» Passage shown:
● ● ● ● ●
If the Company receives valid tenders from Qualifying Shareholders in excess of 34,950,000 Ordinary Shares, tenders from Small Shareholders will be satisfied first and then tenders from Large Shareholders will be scaled back pro rata (with the scaled back number of Ordinary Shares being rounded down to the nearest whole number), to ensure that the total number of Ordinary Shares purchased pursuant to the Tender Offer does not exceed 34,950,000 Ordinary Shares. The basis of scaling back will be pro rata to the number of Ordinary Shares tendered. The decision of Shore Capital as to the treatment of fractions or other issues arising from any scaling back will be conclusive and binding on all Shareholders.

   4.    Re-registration 

Following the De-Listing, the Board believes that the requirements and associated costs of the Company maintaining its public company status will be difficult to justify and that the Company will benefit from the more flexible requirements and lower costs associated with private limited company status. It is therefore proposed to re-register the Company as a private limited company. In connection with the Re-registration, it is proposed that the New Articles be adopted to reflect the change in the Company's status to a private limited company. The principal effects of the Re-registration and the adoption of the New Articles on the rights and obligations of Shareholders and the Company are summarised in Part IV of the Circular.
● ● ● ● ●
» Records for the exercise:
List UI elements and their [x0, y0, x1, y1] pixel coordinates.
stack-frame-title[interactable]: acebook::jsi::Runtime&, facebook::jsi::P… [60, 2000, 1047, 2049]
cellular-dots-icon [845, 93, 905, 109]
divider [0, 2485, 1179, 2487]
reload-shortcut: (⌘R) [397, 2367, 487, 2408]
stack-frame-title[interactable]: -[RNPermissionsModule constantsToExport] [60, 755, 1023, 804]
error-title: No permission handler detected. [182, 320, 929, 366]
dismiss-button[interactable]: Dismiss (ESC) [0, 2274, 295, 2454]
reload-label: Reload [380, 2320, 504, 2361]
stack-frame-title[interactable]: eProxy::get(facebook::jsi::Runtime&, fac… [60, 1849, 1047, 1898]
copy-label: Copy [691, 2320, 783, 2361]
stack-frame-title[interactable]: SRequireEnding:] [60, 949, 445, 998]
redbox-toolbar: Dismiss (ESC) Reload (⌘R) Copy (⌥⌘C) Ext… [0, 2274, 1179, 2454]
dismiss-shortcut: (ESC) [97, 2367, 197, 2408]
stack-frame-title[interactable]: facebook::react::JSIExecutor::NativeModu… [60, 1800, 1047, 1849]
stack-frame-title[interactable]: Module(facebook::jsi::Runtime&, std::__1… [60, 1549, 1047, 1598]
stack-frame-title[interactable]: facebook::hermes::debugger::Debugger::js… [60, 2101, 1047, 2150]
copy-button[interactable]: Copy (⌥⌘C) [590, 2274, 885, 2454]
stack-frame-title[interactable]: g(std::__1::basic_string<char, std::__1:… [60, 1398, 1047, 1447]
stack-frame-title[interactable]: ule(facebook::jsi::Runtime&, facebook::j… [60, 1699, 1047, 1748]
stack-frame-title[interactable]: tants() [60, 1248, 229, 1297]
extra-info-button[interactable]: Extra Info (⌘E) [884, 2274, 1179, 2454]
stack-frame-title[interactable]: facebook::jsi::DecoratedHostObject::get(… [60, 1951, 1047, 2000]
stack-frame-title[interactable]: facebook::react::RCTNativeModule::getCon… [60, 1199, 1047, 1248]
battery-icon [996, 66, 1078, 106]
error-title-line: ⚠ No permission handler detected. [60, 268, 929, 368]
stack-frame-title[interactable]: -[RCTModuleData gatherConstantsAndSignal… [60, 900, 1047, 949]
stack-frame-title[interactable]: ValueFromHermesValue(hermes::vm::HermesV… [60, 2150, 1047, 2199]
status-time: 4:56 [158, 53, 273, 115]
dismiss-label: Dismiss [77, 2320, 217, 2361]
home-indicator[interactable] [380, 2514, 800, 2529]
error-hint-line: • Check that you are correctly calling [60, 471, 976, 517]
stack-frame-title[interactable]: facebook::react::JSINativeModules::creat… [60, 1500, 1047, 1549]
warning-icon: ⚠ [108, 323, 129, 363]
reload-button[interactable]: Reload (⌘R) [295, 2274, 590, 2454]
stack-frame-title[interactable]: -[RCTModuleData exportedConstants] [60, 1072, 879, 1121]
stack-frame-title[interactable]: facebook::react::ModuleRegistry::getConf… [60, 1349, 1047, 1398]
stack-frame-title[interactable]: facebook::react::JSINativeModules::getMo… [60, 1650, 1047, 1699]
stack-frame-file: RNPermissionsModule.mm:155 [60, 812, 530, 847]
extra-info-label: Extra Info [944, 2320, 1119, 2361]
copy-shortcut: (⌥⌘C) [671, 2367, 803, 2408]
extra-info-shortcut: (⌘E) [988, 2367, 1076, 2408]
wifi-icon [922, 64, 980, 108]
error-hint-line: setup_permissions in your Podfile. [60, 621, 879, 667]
● ● ● ● ●
» What you need to do:
a) Extract from the tender offer passage the words from "If the Company" up to and including "on all Shareholders.", word for word.
b) Please copy the listing from its start up to and including the line with "1549, 1047, 1598]", keeping every line unchanged.

» Worked answers:
a)
If the Company receives valid tenders from Qualifying Shareholders in excess of 34,950,000 Ordinary Shares, tenders from Small Shareholders will be satisfied first and then tenders from Large Shareholders will be scaled back pro rata (with the scaled back number of Ordinary Shares being rounded down to the nearest whole number), to ensure that the total number of Ordinary Shares purchased pursuant to the Tender Offer does not exceed 34,950,000 Ordinary Shares. The basis of scaling back will be pro rata to the number of Ordinary Shares tendered. The decision of Shore Capital as to the treatment of fractions or other issues arising from any scaling back will be conclusive and binding on all Shareholders.

b)
List UI elements and their [x0, y0, x1, y1] pixel coordinates.
stack-frame-title[interactable]: acebook::jsi::Runtime&, facebook::jsi::P… [60, 2000, 1047, 2049]
cellular-dots-icon [845, 93, 905, 109]
divider [0, 2485, 1179, 2487]
reload-shortcut: (⌘R) [397, 2367, 487, 2408]
stack-frame-title[interactable]: -[RNPermissionsModule constantsToExport] [60, 755, 1023, 804]
error-title: No permission handler detected. [182, 320, 929, 366]
dismiss-button[interactable]: Dismiss (ESC) [0, 2274, 295, 2454]
reload-label: Reload [380, 2320, 504, 2361]
stack-frame-title[interactable]: eProxy::get(facebook::jsi::Runtime&, fac… [60, 1849, 1047, 1898]
copy-label: Copy [691, 2320, 783, 2361]
stack-frame-title[interactable]: SRequireEnding:] [60, 949, 445, 998]
redbox-toolbar: Dismiss (ESC) Reload (⌘R) Copy (⌥⌘C) Ext… [0, 2274, 1179, 2454]
dismiss-shortcut: (ESC) [97, 2367, 197, 2408]
stack-frame-title[interactable]: facebook::react::JSIExecutor::NativeModu… [60, 1800, 1047, 1849]
stack-frame-title[interactable]: Module(facebook::jsi::Runtime&, std::__1… [60, 1549, 1047, 1598]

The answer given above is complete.